*Lines of data*:

-- -- --

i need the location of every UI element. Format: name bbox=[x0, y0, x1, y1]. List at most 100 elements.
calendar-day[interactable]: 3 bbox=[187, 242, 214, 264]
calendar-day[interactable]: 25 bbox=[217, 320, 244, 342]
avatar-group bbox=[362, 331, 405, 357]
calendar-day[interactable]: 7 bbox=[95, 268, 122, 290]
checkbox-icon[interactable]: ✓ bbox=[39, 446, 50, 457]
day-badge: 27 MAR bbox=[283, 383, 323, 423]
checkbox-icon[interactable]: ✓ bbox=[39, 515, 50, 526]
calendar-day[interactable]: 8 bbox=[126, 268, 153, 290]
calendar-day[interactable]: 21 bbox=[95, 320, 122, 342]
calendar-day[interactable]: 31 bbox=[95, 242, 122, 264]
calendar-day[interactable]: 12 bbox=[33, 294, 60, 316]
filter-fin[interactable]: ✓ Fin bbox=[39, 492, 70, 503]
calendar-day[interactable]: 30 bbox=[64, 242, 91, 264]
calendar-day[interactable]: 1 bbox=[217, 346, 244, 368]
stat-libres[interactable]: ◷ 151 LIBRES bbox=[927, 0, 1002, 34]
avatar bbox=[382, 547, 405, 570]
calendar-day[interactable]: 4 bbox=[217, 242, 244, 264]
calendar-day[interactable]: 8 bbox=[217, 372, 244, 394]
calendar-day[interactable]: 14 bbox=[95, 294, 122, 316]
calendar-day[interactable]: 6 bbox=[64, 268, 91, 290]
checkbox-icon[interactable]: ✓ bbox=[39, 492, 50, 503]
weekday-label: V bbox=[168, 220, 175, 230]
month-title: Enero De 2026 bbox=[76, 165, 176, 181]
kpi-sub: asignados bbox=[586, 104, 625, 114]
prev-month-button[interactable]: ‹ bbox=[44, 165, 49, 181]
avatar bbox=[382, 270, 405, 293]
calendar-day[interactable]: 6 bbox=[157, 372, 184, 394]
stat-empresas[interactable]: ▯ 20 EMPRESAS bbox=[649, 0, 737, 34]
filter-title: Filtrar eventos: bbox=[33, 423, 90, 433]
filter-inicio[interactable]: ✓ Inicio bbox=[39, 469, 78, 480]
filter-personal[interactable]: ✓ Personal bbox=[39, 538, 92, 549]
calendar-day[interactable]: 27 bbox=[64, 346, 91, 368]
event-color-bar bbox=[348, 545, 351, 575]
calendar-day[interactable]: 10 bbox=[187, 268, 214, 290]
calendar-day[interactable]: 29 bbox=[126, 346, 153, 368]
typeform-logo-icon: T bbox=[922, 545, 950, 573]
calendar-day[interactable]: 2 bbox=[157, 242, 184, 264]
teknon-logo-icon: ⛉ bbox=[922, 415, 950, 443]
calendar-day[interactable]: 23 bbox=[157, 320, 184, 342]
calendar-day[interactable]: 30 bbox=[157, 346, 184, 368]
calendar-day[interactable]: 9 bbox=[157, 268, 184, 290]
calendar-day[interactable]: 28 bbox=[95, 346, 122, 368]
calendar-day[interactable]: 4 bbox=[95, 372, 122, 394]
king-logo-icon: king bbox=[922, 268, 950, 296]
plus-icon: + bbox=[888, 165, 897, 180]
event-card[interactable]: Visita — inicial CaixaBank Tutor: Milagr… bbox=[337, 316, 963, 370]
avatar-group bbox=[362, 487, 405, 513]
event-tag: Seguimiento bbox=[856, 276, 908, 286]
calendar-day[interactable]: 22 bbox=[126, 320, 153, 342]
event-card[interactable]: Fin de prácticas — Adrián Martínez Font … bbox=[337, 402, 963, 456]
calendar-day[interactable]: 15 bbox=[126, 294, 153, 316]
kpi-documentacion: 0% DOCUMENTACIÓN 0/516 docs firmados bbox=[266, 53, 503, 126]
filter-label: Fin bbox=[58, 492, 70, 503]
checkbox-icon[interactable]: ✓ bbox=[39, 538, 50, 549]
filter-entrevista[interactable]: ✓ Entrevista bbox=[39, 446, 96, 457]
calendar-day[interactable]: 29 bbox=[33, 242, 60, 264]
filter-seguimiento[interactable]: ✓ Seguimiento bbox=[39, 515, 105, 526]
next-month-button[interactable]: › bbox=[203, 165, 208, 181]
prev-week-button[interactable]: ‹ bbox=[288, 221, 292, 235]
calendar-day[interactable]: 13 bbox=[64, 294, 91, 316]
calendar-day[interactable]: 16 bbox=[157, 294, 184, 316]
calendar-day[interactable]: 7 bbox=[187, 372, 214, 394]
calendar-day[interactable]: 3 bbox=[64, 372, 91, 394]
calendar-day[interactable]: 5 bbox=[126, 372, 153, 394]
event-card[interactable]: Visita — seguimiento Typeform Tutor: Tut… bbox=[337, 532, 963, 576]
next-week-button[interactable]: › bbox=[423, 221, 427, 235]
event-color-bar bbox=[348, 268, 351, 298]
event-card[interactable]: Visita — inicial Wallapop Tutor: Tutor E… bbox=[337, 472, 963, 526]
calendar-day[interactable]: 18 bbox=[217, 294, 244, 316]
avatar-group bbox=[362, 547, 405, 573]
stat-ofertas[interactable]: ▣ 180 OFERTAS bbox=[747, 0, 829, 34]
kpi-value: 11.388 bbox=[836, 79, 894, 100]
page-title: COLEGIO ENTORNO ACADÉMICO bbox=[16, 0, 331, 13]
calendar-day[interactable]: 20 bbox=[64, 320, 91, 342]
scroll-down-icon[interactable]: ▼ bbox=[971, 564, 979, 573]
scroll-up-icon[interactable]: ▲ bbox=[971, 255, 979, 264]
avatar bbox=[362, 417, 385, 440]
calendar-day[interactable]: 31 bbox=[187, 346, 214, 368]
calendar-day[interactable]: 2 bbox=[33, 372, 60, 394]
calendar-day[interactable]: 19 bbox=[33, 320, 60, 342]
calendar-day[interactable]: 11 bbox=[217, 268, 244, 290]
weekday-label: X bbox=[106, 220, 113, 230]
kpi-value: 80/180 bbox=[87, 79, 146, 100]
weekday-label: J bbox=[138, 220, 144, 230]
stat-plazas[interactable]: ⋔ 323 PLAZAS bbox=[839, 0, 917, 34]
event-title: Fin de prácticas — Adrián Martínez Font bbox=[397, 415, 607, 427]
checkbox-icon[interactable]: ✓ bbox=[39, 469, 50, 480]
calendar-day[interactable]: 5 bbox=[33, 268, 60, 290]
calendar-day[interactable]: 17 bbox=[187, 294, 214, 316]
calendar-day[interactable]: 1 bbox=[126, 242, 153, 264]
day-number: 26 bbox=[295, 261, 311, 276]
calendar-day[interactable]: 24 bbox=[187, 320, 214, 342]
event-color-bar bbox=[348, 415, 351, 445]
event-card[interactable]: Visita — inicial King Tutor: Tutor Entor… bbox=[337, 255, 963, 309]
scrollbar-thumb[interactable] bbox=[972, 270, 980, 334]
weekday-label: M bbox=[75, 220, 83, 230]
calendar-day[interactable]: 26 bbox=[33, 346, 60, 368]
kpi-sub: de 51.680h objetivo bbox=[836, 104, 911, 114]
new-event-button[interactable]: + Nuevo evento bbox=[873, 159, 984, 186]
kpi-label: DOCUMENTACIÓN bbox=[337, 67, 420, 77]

-- -- --

*Task directions*: Rewrite the listing above, replacing every "event-color-bar" with "event-accent-bar" and leaving everything else unchanged.

*Solution to this problem*:
i need the location of every UI element. Format: name bbox=[x0, y0, x1, y1]. List at most 100 elements.
calendar-day[interactable]: 3 bbox=[187, 242, 214, 264]
calendar-day[interactable]: 25 bbox=[217, 320, 244, 342]
avatar-group bbox=[362, 331, 405, 357]
calendar-day[interactable]: 7 bbox=[95, 268, 122, 290]
checkbox-icon[interactable]: ✓ bbox=[39, 446, 50, 457]
day-badge: 27 MAR bbox=[283, 383, 323, 423]
checkbox-icon[interactable]: ✓ bbox=[39, 515, 50, 526]
calendar-day[interactable]: 8 bbox=[126, 268, 153, 290]
calendar-day[interactable]: 21 bbox=[95, 320, 122, 342]
calendar-day[interactable]: 31 bbox=[95, 242, 122, 264]
calendar-day[interactable]: 12 bbox=[33, 294, 60, 316]
filter-fin[interactable]: ✓ Fin bbox=[39, 492, 70, 503]
calendar-day[interactable]: 30 bbox=[64, 242, 91, 264]
calendar-day[interactable]: 1 bbox=[217, 346, 244, 368]
stat-libres[interactable]: ◷ 151 LIBRES bbox=[927, 0, 1002, 34]
avatar bbox=[382, 547, 405, 570]
calendar-day[interactable]: 4 bbox=[217, 242, 244, 264]
calendar-day[interactable]: 8 bbox=[217, 372, 244, 394]
calendar-day[interactable]: 14 bbox=[95, 294, 122, 316]
calendar-day[interactable]: 6 bbox=[64, 268, 91, 290]
checkbox-icon[interactable]: ✓ bbox=[39, 492, 50, 503]
weekday-label: V bbox=[168, 220, 175, 230]
month-title: Enero De 2026 bbox=[76, 165, 176, 181]
kpi-sub: asignados bbox=[586, 104, 625, 114]
prev-month-button[interactable]: ‹ bbox=[44, 165, 49, 181]
avatar bbox=[382, 270, 405, 293]
calendar-day[interactable]: 6 bbox=[157, 372, 184, 394]
stat-empresas[interactable]: ▯ 20 EMPRESAS bbox=[649, 0, 737, 34]
filter-title: Filtrar eventos: bbox=[33, 423, 90, 433]
filter-inicio[interactable]: ✓ Inicio bbox=[39, 469, 78, 480]
filter-personal[interactable]: ✓ Personal bbox=[39, 538, 92, 549]
calendar-day[interactable]: 27 bbox=[64, 346, 91, 368]
event-accent-bar bbox=[348, 545, 351, 575]
calendar-day[interactable]: 10 bbox=[187, 268, 214, 290]
calendar-day[interactable]: 29 bbox=[126, 346, 153, 368]
typeform-logo-icon: T bbox=[922, 545, 950, 573]
calendar-day[interactable]: 2 bbox=[157, 242, 184, 264]
teknon-logo-icon: ⛉ bbox=[922, 415, 950, 443]
calendar-day[interactable]: 23 bbox=[157, 320, 184, 342]
calendar-day[interactable]: 30 bbox=[157, 346, 184, 368]
calendar-day[interactable]: 9 bbox=[157, 268, 184, 290]
calendar-day[interactable]: 28 bbox=[95, 346, 122, 368]
calendar-day[interactable]: 4 bbox=[95, 372, 122, 394]
king-logo-icon: king bbox=[922, 268, 950, 296]
plus-icon: + bbox=[888, 165, 897, 180]
event-card[interactable]: Visita — inicial CaixaBank Tutor: Milagr… bbox=[337, 316, 963, 370]
avatar-group bbox=[362, 487, 405, 513]
event-tag: Seguimiento bbox=[856, 276, 908, 286]
calendar-day[interactable]: 22 bbox=[126, 320, 153, 342]
event-card[interactable]: Fin de prácticas — Adrián Martínez Font … bbox=[337, 402, 963, 456]
calendar-day[interactable]: 15 bbox=[126, 294, 153, 316]
kpi-documentacion: 0% DOCUMENTACIÓN 0/516 docs firmados bbox=[266, 53, 503, 126]
filter-label: Fin bbox=[58, 492, 70, 503]
checkbox-icon[interactable]: ✓ bbox=[39, 538, 50, 549]
filter-entrevista[interactable]: ✓ Entrevista bbox=[39, 446, 96, 457]
calendar-day[interactable]: 29 bbox=[33, 242, 60, 264]
filter-seguimiento[interactable]: ✓ Seguimiento bbox=[39, 515, 105, 526]
next-month-button[interactable]: › bbox=[203, 165, 208, 181]
prev-week-button[interactable]: ‹ bbox=[288, 221, 292, 235]
calendar-day[interactable]: 13 bbox=[64, 294, 91, 316]
calendar-day[interactable]: 16 bbox=[157, 294, 184, 316]
calendar-day[interactable]: 7 bbox=[187, 372, 214, 394]
calendar-day[interactable]: 3 bbox=[64, 372, 91, 394]
calendar-day[interactable]: 5 bbox=[126, 372, 153, 394]
event-card[interactable]: Visita — seguimiento Typeform Tutor: Tut… bbox=[337, 532, 963, 576]
next-week-button[interactable]: › bbox=[423, 221, 427, 235]
event-accent-bar bbox=[348, 268, 351, 298]
event-card[interactable]: Visita — inicial Wallapop Tutor: Tutor E… bbox=[337, 472, 963, 526]
calendar-day[interactable]: 18 bbox=[217, 294, 244, 316]
avatar-group bbox=[362, 547, 405, 573]
stat-ofertas[interactable]: ▣ 180 OFERTAS bbox=[747, 0, 829, 34]
kpi-value: 11.388 bbox=[836, 79, 894, 100]
page-title: COLEGIO ENTORNO ACADÉMICO bbox=[16, 0, 331, 13]
calendar-day[interactable]: 20 bbox=[64, 320, 91, 342]
scroll-down-icon[interactable]: ▼ bbox=[971, 564, 979, 573]
scroll-up-icon[interactable]: ▲ bbox=[971, 255, 979, 264]
avatar bbox=[362, 417, 385, 440]
calendar-day[interactable]: 31 bbox=[187, 346, 214, 368]
calendar-day[interactable]: 2 bbox=[33, 372, 60, 394]
calendar-day[interactable]: 19 bbox=[33, 320, 60, 342]
calendar-day[interactable]: 11 bbox=[217, 268, 244, 290]
weekday-label: X bbox=[106, 220, 113, 230]
kpi-value: 80/180 bbox=[87, 79, 146, 100]
weekday-label: J bbox=[138, 220, 144, 230]
stat-plazas[interactable]: ⋔ 323 PLAZAS bbox=[839, 0, 917, 34]
event-title: Fin de prácticas — Adrián Martínez Font bbox=[397, 415, 607, 427]
checkbox-icon[interactable]: ✓ bbox=[39, 469, 50, 480]
calendar-day[interactable]: 5 bbox=[33, 268, 60, 290]
calendar-day[interactable]: 17 bbox=[187, 294, 214, 316]
calendar-day[interactable]: 1 bbox=[126, 242, 153, 264]
day-number: 26 bbox=[295, 261, 311, 276]
calendar-day[interactable]: 24 bbox=[187, 320, 214, 342]
event-accent-bar bbox=[348, 415, 351, 445]
event-card[interactable]: Visita — inicial King Tutor: Tutor Entor… bbox=[337, 255, 963, 309]
scrollbar-thumb[interactable] bbox=[972, 270, 980, 334]
weekday-label: M bbox=[75, 220, 83, 230]
calendar-day[interactable]: 26 bbox=[33, 346, 60, 368]
kpi-sub: de 51.680h objetivo bbox=[836, 104, 911, 114]
new-event-button[interactable]: + Nuevo evento bbox=[873, 159, 984, 186]
kpi-label: DOCUMENTACIÓN bbox=[337, 67, 420, 77]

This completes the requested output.